• _What you will do_: From the listing below, pull out all lines with "this" in them.

• _Supplied data_:
* * * *

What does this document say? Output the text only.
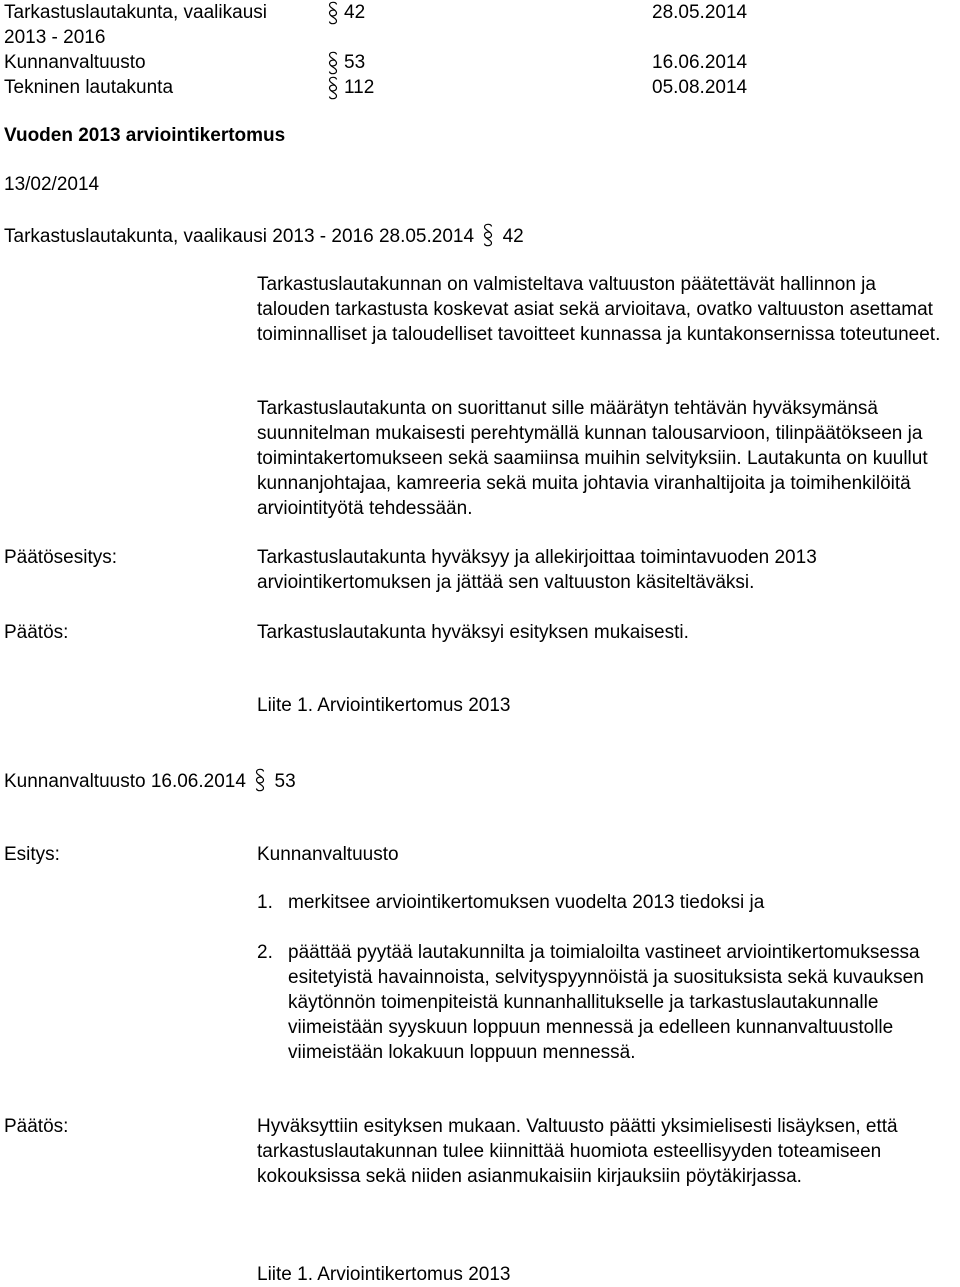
Tarkastuslautakunta, vaalikausi	42	28.05.2014
2013 - 2016
Kunnanvaltuusto	53	16.06.2014
Tekninen lautakunta	112	05.08.2014
Vuoden 2013 arviointikertomus
13/02/2014
Tarkastuslautakunta, vaalikausi 2013 - 2016 28.05.2014 42
Tarkastuslautakunnan on valmisteltava valtuuston päätettävät hallinnon ja talouden tarkastusta koskevat asiat sekä arvioitava, ovatko valtuuston asettamat toiminnalliset ja taloudelliset tavoitteet kunnassa ja kuntakonsernissa toteutuneet.
Tarkastuslautakunta on suorittanut sille määrätyn tehtävän hyväksymänsä suunnitelman mukaisesti perehtymällä kunnan talousarvioon, tilinpäätökseen ja toimintakertomukseen sekä saamiinsa muihin selvityksiin. Lautakunta on kuullut kunnanjohtajaa, kamreeria sekä muita johtavia viranhaltijoita ja toimihenkilöitä arviointityötä tehdessään.
Päätösesitys:	Tarkastuslautakunta hyväksyy ja allekirjoittaa toimintavuoden 2013 arviointikertomuksen ja jättää sen valtuuston käsiteltäväksi.
Päätös:	Tarkastuslautakunta hyväksyi esityksen mukaisesti.
Liite 1. Arviointikertomus 2013
Kunnanvaltuusto 16.06.2014 53
Esitys:	Kunnanvaltuusto
1. merkitsee arviointikertomuksen vuodelta 2013 tiedoksi ja
2. päättää pyytää lautakunnilta ja toimialoilta vastineet arviointikertomuksessa esitetyistä havainnoista, selvityspyynnöistä ja suosituksista sekä kuvauksen käytönnön toimenpiteistä kunnanhallitukselle ja tarkastuslautakunnalle viimeistään syyskuun loppuun mennessä ja edelleen kunnanvaltuustolle viimeistään lokakuun loppuun mennessä.
Päätös:	Hyväksyttiin esityksen mukaan. Valtuusto päätti yksimielisesti lisäyksen, että tarkastuslautakunnan tulee kiinnittää huomiota esteellisyyden toteamiseen kokouksissa sekä niiden asianmukaisiin kirjauksiin pöytäkirjassa.
Liite 1. Arviointikertomus 2013
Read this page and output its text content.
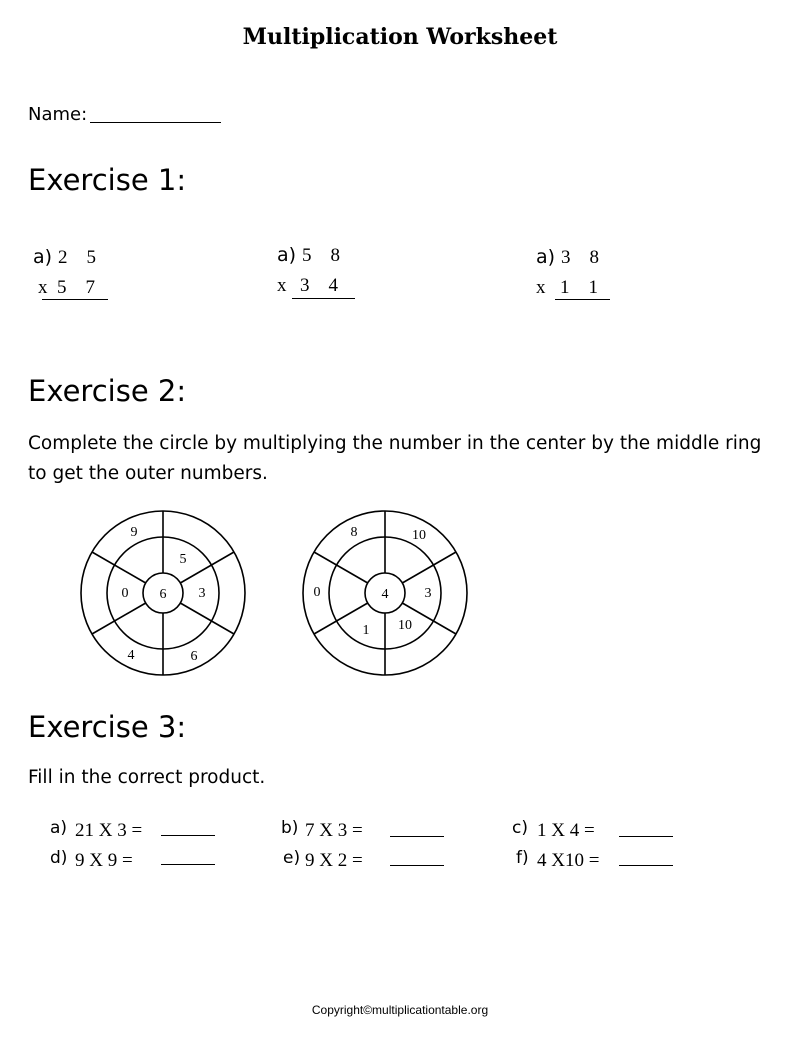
Multiplication Worksheet
Name:
Exercise 1:
a) 2    5
x 5    7
a) 5    8
x 3    4
a) 3    8
x 1    1
Exercise 2:
Complete the circle by multiplying the number in the center by the middle ring
to get the outer numbers.
6
5
3
0
9
4	6
4	3
10
1
8	10
0
Exercise 3:
Fill in the correct product.
a) 21 X 3 =	b) 7 X 3 =	c) 1 X 4 =
d) 9 X 9 =	e) 9 X 2 =	f) 4 X10 =
Copyright©multiplicationtable.org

* * * *

• _Exercise solution_:
What does this document say? Output the text only.
Read this page and output its text content.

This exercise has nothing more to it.